[START OF Data for the task]
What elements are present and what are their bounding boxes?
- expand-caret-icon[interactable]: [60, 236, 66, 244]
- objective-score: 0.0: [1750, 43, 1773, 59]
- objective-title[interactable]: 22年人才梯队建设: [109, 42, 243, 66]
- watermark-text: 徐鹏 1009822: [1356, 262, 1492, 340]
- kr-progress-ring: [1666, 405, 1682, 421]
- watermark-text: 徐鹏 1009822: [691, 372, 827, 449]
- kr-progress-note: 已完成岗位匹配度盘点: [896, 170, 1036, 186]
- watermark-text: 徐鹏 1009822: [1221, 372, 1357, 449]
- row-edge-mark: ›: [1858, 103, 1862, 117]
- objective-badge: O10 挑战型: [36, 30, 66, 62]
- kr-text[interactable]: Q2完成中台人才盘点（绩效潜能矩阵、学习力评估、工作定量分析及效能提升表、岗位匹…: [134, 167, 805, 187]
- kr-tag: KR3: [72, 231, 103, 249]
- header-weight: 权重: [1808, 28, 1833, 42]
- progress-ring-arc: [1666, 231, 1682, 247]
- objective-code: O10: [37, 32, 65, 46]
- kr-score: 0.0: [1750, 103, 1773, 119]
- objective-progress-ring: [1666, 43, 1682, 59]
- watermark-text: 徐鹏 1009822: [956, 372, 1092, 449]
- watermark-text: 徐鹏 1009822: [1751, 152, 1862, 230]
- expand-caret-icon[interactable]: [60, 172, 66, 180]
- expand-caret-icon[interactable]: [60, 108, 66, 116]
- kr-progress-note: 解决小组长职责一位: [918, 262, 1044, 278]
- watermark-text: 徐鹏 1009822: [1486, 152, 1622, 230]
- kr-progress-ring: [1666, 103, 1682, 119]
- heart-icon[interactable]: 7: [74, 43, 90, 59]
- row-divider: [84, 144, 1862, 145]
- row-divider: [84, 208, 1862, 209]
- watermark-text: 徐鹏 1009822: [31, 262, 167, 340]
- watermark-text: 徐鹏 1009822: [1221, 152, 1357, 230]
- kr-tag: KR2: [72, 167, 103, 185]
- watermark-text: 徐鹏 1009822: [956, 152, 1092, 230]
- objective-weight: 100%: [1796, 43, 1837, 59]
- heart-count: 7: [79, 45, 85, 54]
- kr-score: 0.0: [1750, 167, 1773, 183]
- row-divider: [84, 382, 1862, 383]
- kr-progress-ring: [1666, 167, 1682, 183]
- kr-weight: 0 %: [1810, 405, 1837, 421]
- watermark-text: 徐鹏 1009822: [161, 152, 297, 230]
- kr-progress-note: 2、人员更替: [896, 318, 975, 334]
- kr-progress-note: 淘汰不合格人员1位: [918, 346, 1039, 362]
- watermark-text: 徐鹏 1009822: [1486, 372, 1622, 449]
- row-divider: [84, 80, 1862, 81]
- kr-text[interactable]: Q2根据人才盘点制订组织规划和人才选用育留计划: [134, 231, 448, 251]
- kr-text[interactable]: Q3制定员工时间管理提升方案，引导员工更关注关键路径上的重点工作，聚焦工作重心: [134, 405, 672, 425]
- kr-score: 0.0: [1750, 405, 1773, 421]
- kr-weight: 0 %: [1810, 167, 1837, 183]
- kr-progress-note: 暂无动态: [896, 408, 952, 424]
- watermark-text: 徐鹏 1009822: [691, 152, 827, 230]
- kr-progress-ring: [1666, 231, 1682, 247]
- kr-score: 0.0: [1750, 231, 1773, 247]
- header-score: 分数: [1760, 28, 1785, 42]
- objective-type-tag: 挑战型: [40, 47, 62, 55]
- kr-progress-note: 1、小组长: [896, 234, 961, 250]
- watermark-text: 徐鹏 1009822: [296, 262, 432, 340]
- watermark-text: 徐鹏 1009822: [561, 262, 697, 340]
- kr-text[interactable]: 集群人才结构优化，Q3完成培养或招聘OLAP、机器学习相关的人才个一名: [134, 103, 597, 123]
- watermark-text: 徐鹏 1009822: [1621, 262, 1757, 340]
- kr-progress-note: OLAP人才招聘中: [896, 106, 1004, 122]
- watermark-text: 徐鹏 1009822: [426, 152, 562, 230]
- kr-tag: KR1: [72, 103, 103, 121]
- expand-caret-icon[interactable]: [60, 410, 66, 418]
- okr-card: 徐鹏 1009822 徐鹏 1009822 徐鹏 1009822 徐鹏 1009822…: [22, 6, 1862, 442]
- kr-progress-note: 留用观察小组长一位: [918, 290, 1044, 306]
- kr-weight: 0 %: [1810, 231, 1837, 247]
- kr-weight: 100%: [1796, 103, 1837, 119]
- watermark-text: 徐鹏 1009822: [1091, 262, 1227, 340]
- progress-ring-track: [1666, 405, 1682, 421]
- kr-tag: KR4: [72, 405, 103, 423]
[END OF Data for the task]
» Exercise description
Can you reproduce the data above line for line, with every character unchanged?

» Result of the task
What elements are present and what are their bounding boxes?
- expand-caret-icon[interactable]: [60, 236, 66, 244]
- objective-score: 0.0: [1750, 43, 1773, 59]
- objective-title[interactable]: 22年人才梯队建设: [109, 42, 243, 66]
- watermark-text: 徐鹏 1009822: [1356, 262, 1492, 340]
- kr-progress-ring: [1666, 405, 1682, 421]
- watermark-text: 徐鹏 1009822: [691, 372, 827, 449]
- kr-progress-note: 已完成岗位匹配度盘点: [896, 170, 1036, 186]
- watermark-text: 徐鹏 1009822: [1221, 372, 1357, 449]
- row-edge-mark: ›: [1858, 103, 1862, 117]
- objective-badge: O10 挑战型: [36, 30, 66, 62]
- kr-text[interactable]: Q2完成中台人才盘点（绩效潜能矩阵、学习力评估、工作定量分析及效能提升表、岗位匹…: [134, 167, 805, 187]
- kr-tag: KR3: [72, 231, 103, 249]
- header-weight: 权重: [1808, 28, 1833, 42]
- progress-ring-arc: [1666, 231, 1682, 247]
- objective-code: O10: [37, 32, 65, 46]
- kr-score: 0.0: [1750, 103, 1773, 119]
- objective-progress-ring: [1666, 43, 1682, 59]
- watermark-text: 徐鹏 1009822: [956, 372, 1092, 449]
- watermark-text: 徐鹏 1009822: [1751, 152, 1862, 230]
- expand-caret-icon[interactable]: [60, 172, 66, 180]
- expand-caret-icon[interactable]: [60, 108, 66, 116]
- kr-progress-note: 解决小组长职责一位: [918, 262, 1044, 278]
- watermark-text: 徐鹏 1009822: [1486, 152, 1622, 230]
- kr-progress-ring: [1666, 103, 1682, 119]
- heart-icon[interactable]: 7: [74, 43, 90, 59]
- row-divider: [84, 144, 1862, 145]
- row-divider: [84, 208, 1862, 209]
- watermark-text: 徐鹏 1009822: [31, 262, 167, 340]
- watermark-text: 徐鹏 1009822: [1221, 152, 1357, 230]
- kr-tag: KR2: [72, 167, 103, 185]
- watermark-text: 徐鹏 1009822: [956, 152, 1092, 230]
- objective-weight: 100%: [1796, 43, 1837, 59]
- heart-count: 7: [79, 45, 85, 54]
- kr-score: 0.0: [1750, 167, 1773, 183]
- row-divider: [84, 382, 1862, 383]
- kr-progress-ring: [1666, 167, 1682, 183]
- kr-weight: 0 %: [1810, 405, 1837, 421]
- watermark-text: 徐鹏 1009822: [161, 152, 297, 230]
- kr-progress-note: 2、人员更替: [896, 318, 975, 334]
- kr-progress-note: 淘汰不合格人员1位: [918, 346, 1039, 362]
- watermark-text: 徐鹏 1009822: [1486, 372, 1622, 449]
- row-divider: [84, 80, 1862, 81]
- kr-text[interactable]: Q2根据人才盘点制订组织规划和人才选用育留计划: [134, 231, 448, 251]
- kr-text[interactable]: Q3制定员工时间管理提升方案，引导员工更关注关键路径上的重点工作，聚焦工作重心: [134, 405, 672, 425]
- kr-score: 0.0: [1750, 405, 1773, 421]
- kr-weight: 0 %: [1810, 167, 1837, 183]
- kr-progress-note: 暂无动态: [896, 408, 952, 424]
- watermark-text: 徐鹏 1009822: [691, 152, 827, 230]
- kr-progress-ring: [1666, 231, 1682, 247]
- kr-score: 0.0: [1750, 231, 1773, 247]
- header-score: 分数: [1760, 28, 1785, 42]
- objective-type-tag: 挑战型: [40, 47, 62, 55]
- kr-progress-note: 1、小组长: [896, 234, 961, 250]
- watermark-text: 徐鹏 1009822: [296, 262, 432, 340]
- watermark-text: 徐鹏 1009822: [561, 262, 697, 340]
- kr-text[interactable]: 集群人才结构优化，Q3完成培养或招聘OLAP、机器学习相关的人才个一名: [134, 103, 597, 123]
- watermark-text: 徐鹏 1009822: [1621, 262, 1757, 340]
- kr-progress-note: OLAP人才招聘中: [896, 106, 1004, 122]
- watermark-text: 徐鹏 1009822: [426, 152, 562, 230]
- kr-tag: KR1: [72, 103, 103, 121]
- expand-caret-icon[interactable]: [60, 410, 66, 418]
- okr-card: 徐鹏 1009822 徐鹏 1009822 徐鹏 1009822 徐鹏 1009822…: [22, 6, 1862, 442]
- kr-progress-note: 留用观察小组长一位: [918, 290, 1044, 306]
- kr-weight: 0 %: [1810, 231, 1837, 247]
- kr-weight: 100%: [1796, 103, 1837, 119]
- watermark-text: 徐鹏 1009822: [1091, 262, 1227, 340]
- progress-ring-track: [1666, 405, 1682, 421]
- kr-tag: KR4: [72, 405, 103, 423]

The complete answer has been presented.